• Given instruction
Pick out the lines containing "Commission".

• Dataset extract
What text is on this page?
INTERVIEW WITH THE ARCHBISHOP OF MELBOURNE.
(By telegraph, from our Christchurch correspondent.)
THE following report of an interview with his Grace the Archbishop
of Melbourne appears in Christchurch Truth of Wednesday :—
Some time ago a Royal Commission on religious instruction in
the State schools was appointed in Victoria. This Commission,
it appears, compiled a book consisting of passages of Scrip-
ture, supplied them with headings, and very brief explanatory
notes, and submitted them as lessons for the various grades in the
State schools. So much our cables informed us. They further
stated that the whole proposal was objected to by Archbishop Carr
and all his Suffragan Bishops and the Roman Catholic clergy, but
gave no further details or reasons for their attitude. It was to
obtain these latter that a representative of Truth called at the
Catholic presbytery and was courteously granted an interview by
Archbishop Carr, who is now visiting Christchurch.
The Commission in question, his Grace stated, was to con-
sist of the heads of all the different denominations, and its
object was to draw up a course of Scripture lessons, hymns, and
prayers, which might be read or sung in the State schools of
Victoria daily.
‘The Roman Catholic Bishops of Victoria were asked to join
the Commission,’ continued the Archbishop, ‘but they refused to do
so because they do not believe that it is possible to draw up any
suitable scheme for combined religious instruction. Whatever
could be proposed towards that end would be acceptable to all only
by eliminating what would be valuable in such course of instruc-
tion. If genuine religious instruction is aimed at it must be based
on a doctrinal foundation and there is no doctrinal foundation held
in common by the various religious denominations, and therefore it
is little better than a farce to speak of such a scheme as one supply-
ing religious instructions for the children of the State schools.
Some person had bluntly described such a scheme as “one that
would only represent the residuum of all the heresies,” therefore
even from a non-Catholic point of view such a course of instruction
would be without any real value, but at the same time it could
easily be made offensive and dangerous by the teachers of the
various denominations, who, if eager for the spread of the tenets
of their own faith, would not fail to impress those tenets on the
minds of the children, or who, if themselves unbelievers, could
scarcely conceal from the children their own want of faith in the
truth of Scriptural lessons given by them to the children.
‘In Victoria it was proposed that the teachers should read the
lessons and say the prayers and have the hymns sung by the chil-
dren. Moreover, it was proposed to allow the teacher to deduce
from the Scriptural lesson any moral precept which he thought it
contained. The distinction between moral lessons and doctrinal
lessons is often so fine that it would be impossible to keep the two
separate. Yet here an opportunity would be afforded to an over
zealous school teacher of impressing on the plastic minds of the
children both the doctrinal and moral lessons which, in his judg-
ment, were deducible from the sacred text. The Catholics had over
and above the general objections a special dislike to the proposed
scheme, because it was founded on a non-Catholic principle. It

==

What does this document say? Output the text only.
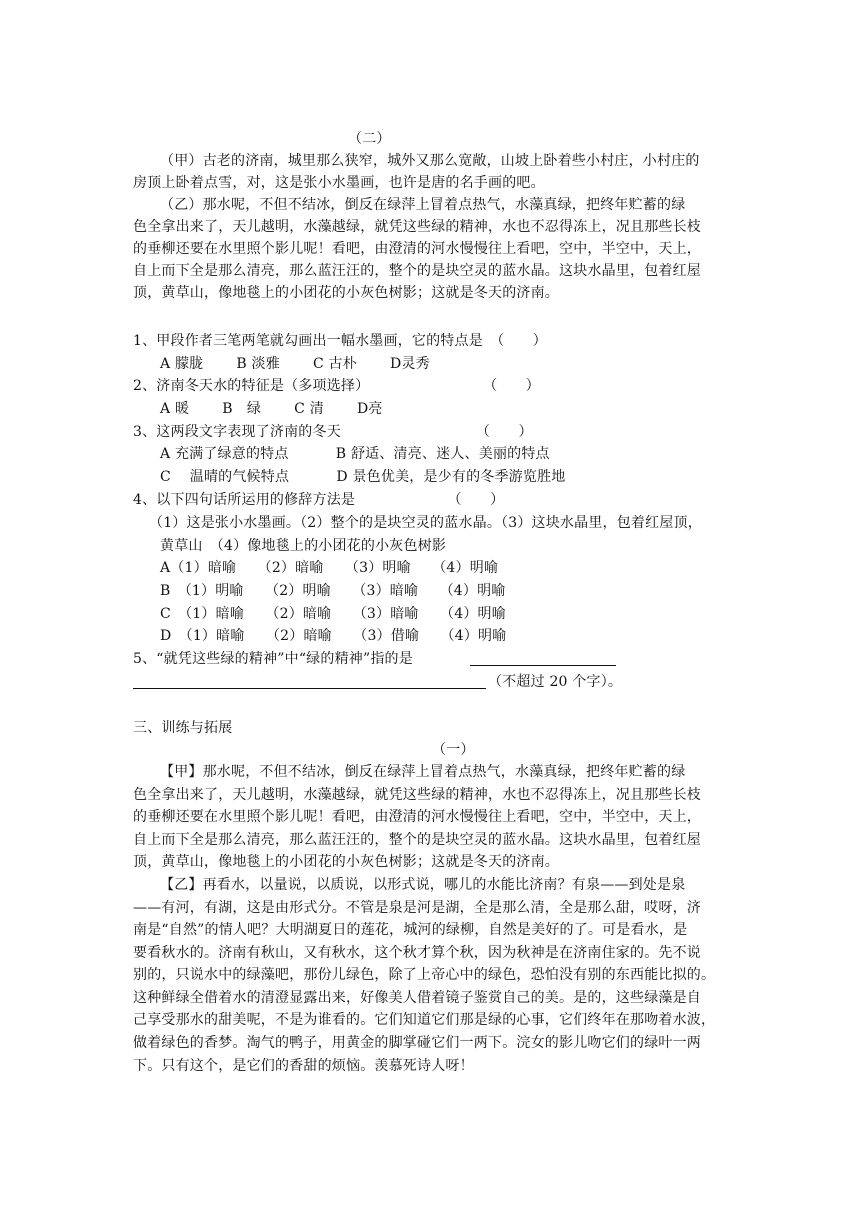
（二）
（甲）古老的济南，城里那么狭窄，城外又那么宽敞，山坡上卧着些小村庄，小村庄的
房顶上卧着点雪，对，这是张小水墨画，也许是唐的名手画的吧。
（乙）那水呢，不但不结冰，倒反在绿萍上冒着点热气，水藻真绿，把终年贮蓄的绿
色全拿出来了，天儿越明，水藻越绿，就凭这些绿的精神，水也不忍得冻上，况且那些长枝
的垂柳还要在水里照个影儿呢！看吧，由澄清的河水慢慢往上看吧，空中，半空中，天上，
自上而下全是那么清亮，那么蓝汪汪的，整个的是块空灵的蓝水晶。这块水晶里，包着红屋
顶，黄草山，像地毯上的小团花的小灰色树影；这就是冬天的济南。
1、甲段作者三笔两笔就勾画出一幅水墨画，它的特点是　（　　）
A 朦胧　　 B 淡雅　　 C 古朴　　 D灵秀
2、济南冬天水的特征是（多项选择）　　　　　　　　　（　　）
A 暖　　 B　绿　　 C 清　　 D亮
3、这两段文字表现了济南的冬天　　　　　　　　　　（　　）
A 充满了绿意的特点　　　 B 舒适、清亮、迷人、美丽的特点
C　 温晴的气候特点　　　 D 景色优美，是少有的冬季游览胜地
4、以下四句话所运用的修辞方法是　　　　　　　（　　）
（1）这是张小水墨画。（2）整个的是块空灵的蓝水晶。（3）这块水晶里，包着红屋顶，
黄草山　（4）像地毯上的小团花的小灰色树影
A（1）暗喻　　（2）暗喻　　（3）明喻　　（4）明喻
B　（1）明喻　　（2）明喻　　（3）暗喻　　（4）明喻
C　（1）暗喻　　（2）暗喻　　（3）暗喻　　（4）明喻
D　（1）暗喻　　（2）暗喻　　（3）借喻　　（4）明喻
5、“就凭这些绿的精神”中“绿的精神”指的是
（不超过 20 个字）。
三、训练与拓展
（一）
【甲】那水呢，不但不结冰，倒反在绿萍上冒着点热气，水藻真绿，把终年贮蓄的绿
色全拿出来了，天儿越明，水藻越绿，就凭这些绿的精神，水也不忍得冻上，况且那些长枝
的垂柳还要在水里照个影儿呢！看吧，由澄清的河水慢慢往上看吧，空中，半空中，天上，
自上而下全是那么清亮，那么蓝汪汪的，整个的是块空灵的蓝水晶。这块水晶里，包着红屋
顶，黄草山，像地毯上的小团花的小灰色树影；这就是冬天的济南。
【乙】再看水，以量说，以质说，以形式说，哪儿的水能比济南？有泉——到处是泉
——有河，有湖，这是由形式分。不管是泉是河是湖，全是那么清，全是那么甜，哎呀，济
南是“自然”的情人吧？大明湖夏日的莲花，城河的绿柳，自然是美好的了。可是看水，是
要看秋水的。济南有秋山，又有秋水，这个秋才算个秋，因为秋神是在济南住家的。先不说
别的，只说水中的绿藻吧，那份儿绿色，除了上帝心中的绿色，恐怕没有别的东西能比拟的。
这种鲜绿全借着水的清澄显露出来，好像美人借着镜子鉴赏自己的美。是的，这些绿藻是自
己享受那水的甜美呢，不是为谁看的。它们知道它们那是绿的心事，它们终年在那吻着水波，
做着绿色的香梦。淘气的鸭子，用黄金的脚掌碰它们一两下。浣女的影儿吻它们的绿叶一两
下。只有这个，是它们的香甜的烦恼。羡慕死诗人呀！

• Complete answer
Some time ago a Royal Commission on religious instruction in
the State schools was appointed in Victoria. This Commission,
The Commission in question, his Grace stated, was to con-
the Commission,’ continued the Archbishop, ‘but they refused to do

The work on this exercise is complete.